> [PROBLEM DESCRIPTION]: Print out every line, exactly as written.

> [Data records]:
□ □ □
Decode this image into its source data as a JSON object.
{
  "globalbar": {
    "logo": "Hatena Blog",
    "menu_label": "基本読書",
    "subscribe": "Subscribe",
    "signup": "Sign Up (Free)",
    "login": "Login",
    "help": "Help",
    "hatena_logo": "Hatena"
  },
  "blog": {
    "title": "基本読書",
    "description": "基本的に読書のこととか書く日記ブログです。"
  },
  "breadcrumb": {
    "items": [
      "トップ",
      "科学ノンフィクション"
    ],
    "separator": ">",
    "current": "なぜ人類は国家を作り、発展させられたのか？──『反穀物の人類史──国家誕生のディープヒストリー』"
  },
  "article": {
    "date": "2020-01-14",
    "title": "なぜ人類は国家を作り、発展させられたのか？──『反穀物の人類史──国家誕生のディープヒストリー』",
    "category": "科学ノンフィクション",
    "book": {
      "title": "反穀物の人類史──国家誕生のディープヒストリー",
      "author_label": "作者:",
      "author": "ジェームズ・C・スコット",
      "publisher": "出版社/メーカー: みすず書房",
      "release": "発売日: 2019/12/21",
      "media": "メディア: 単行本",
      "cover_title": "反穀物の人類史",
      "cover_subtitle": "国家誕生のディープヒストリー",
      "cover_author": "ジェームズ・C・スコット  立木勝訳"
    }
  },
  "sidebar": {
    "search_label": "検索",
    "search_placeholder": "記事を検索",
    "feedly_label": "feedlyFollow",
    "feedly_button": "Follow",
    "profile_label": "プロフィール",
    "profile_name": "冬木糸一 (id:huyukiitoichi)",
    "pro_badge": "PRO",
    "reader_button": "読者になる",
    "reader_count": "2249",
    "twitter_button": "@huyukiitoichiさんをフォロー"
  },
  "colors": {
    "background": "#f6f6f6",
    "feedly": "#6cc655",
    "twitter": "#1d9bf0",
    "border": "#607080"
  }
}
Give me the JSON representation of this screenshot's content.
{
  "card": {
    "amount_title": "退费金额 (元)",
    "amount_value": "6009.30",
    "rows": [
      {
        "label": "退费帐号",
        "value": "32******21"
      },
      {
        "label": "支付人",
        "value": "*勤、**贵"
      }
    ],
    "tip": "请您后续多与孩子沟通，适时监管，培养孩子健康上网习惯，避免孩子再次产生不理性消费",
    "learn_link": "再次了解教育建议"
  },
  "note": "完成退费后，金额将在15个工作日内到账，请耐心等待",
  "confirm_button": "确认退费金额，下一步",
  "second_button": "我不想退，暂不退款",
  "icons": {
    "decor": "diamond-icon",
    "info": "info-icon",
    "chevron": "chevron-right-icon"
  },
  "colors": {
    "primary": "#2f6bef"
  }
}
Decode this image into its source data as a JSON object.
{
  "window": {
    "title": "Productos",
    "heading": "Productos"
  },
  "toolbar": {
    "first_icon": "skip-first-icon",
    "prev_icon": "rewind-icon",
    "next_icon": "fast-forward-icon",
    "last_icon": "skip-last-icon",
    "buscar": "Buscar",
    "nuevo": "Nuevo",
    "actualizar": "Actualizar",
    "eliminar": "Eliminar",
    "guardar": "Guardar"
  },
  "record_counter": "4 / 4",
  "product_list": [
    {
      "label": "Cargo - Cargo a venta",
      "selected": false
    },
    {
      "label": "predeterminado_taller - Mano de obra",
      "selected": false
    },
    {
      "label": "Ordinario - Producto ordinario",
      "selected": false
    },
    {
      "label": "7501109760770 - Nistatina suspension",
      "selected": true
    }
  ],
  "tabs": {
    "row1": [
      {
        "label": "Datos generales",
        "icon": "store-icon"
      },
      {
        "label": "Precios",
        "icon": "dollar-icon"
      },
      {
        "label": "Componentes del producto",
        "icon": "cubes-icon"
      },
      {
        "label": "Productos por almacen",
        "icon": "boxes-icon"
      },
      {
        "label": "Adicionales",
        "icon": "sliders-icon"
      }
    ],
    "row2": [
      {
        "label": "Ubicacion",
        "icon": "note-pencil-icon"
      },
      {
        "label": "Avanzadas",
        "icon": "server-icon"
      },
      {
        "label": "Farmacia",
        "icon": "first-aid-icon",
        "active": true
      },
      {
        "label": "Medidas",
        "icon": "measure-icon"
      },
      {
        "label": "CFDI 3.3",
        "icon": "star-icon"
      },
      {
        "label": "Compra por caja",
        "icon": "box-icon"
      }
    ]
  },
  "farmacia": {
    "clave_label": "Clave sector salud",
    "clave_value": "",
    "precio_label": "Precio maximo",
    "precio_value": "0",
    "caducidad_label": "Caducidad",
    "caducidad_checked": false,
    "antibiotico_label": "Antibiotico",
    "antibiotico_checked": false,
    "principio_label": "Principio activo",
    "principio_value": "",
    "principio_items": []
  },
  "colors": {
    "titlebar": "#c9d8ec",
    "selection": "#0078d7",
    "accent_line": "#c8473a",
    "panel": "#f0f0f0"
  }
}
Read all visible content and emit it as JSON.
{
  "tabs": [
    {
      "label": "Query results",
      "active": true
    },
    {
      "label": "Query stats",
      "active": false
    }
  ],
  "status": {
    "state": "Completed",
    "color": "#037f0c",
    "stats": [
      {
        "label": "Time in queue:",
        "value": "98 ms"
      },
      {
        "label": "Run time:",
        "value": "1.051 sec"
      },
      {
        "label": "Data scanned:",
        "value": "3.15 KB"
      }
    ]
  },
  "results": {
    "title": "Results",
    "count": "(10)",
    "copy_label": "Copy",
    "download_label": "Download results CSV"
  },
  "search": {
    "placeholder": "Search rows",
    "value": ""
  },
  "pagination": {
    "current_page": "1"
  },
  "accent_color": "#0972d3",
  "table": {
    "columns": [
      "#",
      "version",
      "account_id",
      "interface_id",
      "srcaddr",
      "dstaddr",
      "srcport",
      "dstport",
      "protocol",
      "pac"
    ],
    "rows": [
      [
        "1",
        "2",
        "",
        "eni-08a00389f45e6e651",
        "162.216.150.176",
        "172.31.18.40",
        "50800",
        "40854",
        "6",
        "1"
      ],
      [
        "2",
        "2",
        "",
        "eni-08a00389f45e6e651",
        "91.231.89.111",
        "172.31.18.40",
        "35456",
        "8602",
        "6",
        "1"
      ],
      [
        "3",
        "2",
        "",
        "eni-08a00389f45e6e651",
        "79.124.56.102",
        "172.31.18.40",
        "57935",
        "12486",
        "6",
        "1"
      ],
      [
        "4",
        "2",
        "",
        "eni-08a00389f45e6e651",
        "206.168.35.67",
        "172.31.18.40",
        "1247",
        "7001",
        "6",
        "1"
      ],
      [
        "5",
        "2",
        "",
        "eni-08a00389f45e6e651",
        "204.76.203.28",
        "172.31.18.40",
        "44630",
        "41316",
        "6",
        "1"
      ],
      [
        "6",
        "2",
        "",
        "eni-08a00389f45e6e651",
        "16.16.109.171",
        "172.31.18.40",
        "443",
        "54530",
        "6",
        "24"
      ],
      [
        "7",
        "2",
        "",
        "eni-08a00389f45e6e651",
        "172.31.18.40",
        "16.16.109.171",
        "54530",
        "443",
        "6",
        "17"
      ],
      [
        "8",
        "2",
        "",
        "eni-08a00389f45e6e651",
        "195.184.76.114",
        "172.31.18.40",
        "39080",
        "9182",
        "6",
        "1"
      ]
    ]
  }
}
□ □ □
> [TASK RESULT]:
Decode this image into its source data as a JSON object.
{
  "globalbar": {
    "logo": "Hatena Blog",
    "menu_label": "基本読書",
    "subscribe": "Subscribe",
    "signup": "Sign Up (Free)",
    "login": "Login",
    "help": "Help",
    "hatena_logo": "Hatena"
  },
  "blog": {
    "title": "基本読書",
    "description": "基本的に読書のこととか書く日記ブログです。"
  },
  "breadcrumb": {
    "items": [
      "トップ",
      "科学ノンフィクション"
    ],
    "separator": ">",
    "current": "なぜ人類は国家を作り、発展させられたのか？──『反穀物の人類史──国家誕生のディープヒストリー』"
  },
  "article": {
    "date": "2020-01-14",
    "title": "なぜ人類は国家を作り、発展させられたのか？──『反穀物の人類史──国家誕生のディープヒストリー』",
    "category": "科学ノンフィクション",
    "book": {
      "title": "反穀物の人類史──国家誕生のディープヒストリー",
      "author_label": "作者:",
      "author": "ジェームズ・C・スコット",
      "publisher": "出版社/メーカー: みすず書房",
      "release": "発売日: 2019/12/21",
      "media": "メディア: 単行本",
      "cover_title": "反穀物の人類史",
      "cover_subtitle": "国家誕生のディープヒストリー",
      "cover_author": "ジェームズ・C・スコット  立木勝訳"
    }
  },
  "sidebar": {
    "search_label": "検索",
    "search_placeholder": "記事を検索",
    "feedly_label": "feedlyFollow",
    "feedly_button": "Follow",
    "profile_label": "プロフィール",
    "profile_name": "冬木糸一 (id:huyukiitoichi)",
    "pro_badge": "PRO",
    "reader_button": "読者になる",
    "reader_count": "2249",
    "twitter_button": "@huyukiitoichiさんをフォロー"
  },
  "colors": {
    "background": "#f6f6f6",
    "feedly": "#6cc655",
    "twitter": "#1d9bf0",
    "border": "#607080"
  }
}
Give me the JSON representation of this screenshot's content.
{
  "card": {
    "amount_title": "退费金额 (元)",
    "amount_value": "6009.30",
    "rows": [
      {
        "label": "退费帐号",
        "value": "32******21"
      },
      {
        "label": "支付人",
        "value": "*勤、**贵"
      }
    ],
    "tip": "请您后续多与孩子沟通，适时监管，培养孩子健康上网习惯，避免孩子再次产生不理性消费",
    "learn_link": "再次了解教育建议"
  },
  "note": "完成退费后，金额将在15个工作日内到账，请耐心等待",
  "confirm_button": "确认退费金额，下一步",
  "second_button": "我不想退，暂不退款",
  "icons": {
    "decor": "diamond-icon",
    "info": "info-icon",
    "chevron": "chevron-right-icon"
  },
  "colors": {
    "primary": "#2f6bef"
  }
}
Decode this image into its source data as a JSON object.
{
  "window": {
    "title": "Productos",
    "heading": "Productos"
  },
  "toolbar": {
    "first_icon": "skip-first-icon",
    "prev_icon": "rewind-icon",
    "next_icon": "fast-forward-icon",
    "last_icon": "skip-last-icon",
    "buscar": "Buscar",
    "nuevo": "Nuevo",
    "actualizar": "Actualizar",
    "eliminar": "Eliminar",
    "guardar": "Guardar"
  },
  "record_counter": "4 / 4",
  "product_list": [
    {
      "label": "Cargo - Cargo a venta",
      "selected": false
    },
    {
      "label": "predeterminado_taller - Mano de obra",
      "selected": false
    },
    {
      "label": "Ordinario - Producto ordinario",
      "selected": false
    },
    {
      "label": "7501109760770 - Nistatina suspension",
      "selected": true
    }
  ],
  "tabs": {
    "row1": [
      {
        "label": "Datos generales",
        "icon": "store-icon"
      },
      {
        "label": "Precios",
        "icon": "dollar-icon"
      },
      {
        "label": "Componentes del producto",
        "icon": "cubes-icon"
      },
      {
        "label": "Productos por almacen",
        "icon": "boxes-icon"
      },
      {
        "label": "Adicionales",
        "icon": "sliders-icon"
      }
    ],
    "row2": [
      {
        "label": "Ubicacion",
        "icon": "note-pencil-icon"
      },
      {
        "label": "Avanzadas",
        "icon": "server-icon"
      },
      {
        "label": "Farmacia",
        "icon": "first-aid-icon",
        "active": true
      },
      {
        "label": "Medidas",
        "icon": "measure-icon"
      },
      {
        "label": "CFDI 3.3",
        "icon": "star-icon"
      },
      {
        "label": "Compra por caja",
        "icon": "box-icon"
      }
    ]
  },
  "farmacia": {
    "clave_label": "Clave sector salud",
    "clave_value": "",
    "precio_label": "Precio maximo",
    "precio_value": "0",
    "caducidad_label": "Caducidad",
    "caducidad_checked": false,
    "antibiotico_label": "Antibiotico",
    "antibiotico_checked": false,
    "principio_label": "Principio activo",
    "principio_value": "",
    "principio_items": []
  },
  "colors": {
    "titlebar": "#c9d8ec",
    "selection": "#0078d7",
    "accent_line": "#c8473a",
    "panel": "#f0f0f0"
  }
}
Read all visible content and emit it as JSON.
{
  "tabs": [
    {
      "label": "Query results",
      "active": true
    },
    {
      "label": "Query stats",
      "active": false
    }
  ],
  "status": {
    "state": "Completed",
    "color": "#037f0c",
    "stats": [
      {
        "label": "Time in queue:",
        "value": "98 ms"
      },
      {
        "label": "Run time:",
        "value": "1.051 sec"
      },
      {
        "label": "Data scanned:",
        "value": "3.15 KB"
      }
    ]
  },
  "results": {
    "title": "Results",
    "count": "(10)",
    "copy_label": "Copy",
    "download_label": "Download results CSV"
  },
  "search": {
    "placeholder": "Search rows",
    "value": ""
  },
  "pagination": {
    "current_page": "1"
  },
  "accent_color": "#0972d3",
  "table": {
    "columns": [
      "#",
      "version",
      "account_id",
      "interface_id",
      "srcaddr",
      "dstaddr",
      "srcport",
      "dstport",
      "protocol",
      "pac"
    ],
    "rows": [
      [
        "1",
        "2",
        "",
        "eni-08a00389f45e6e651",
        "162.216.150.176",
        "172.31.18.40",
        "50800",
        "40854",
        "6",
        "1"
      ],
      [
        "2",
        "2",
        "",
        "eni-08a00389f45e6e651",
        "91.231.89.111",
        "172.31.18.40",
        "35456",
        "8602",
        "6",
        "1"
      ],
      [
        "3",
        "2",
        "",
        "eni-08a00389f45e6e651",
        "79.124.56.102",
        "172.31.18.40",
        "57935",
        "12486",
        "6",
        "1"
      ],
      [
        "4",
        "2",
        "",
        "eni-08a00389f45e6e651",
        "206.168.35.67",
        "172.31.18.40",
        "1247",
        "7001",
        "6",
        "1"
      ],
      [
        "5",
        "2",
        "",
        "eni-08a00389f45e6e651",
        "204.76.203.28",
        "172.31.18.40",
        "44630",
        "41316",
        "6",
        "1"
      ],
      [
        "6",
        "2",
        "",
        "eni-08a00389f45e6e651",
        "16.16.109.171",
        "172.31.18.40",
        "443",
        "54530",
        "6",
        "24"
      ],
      [
        "7",
        "2",
        "",
        "eni-08a00389f45e6e651",
        "172.31.18.40",
        "16.16.109.171",
        "54530",
        "443",
        "6",
        "17"
      ],
      [
        "8",
        "2",
        "",
        "eni-08a00389f45e6e651",
        "195.184.76.114",
        "172.31.18.40",
        "39080",
        "9182",
        "6",
        "1"
      ]
    ]
  }
}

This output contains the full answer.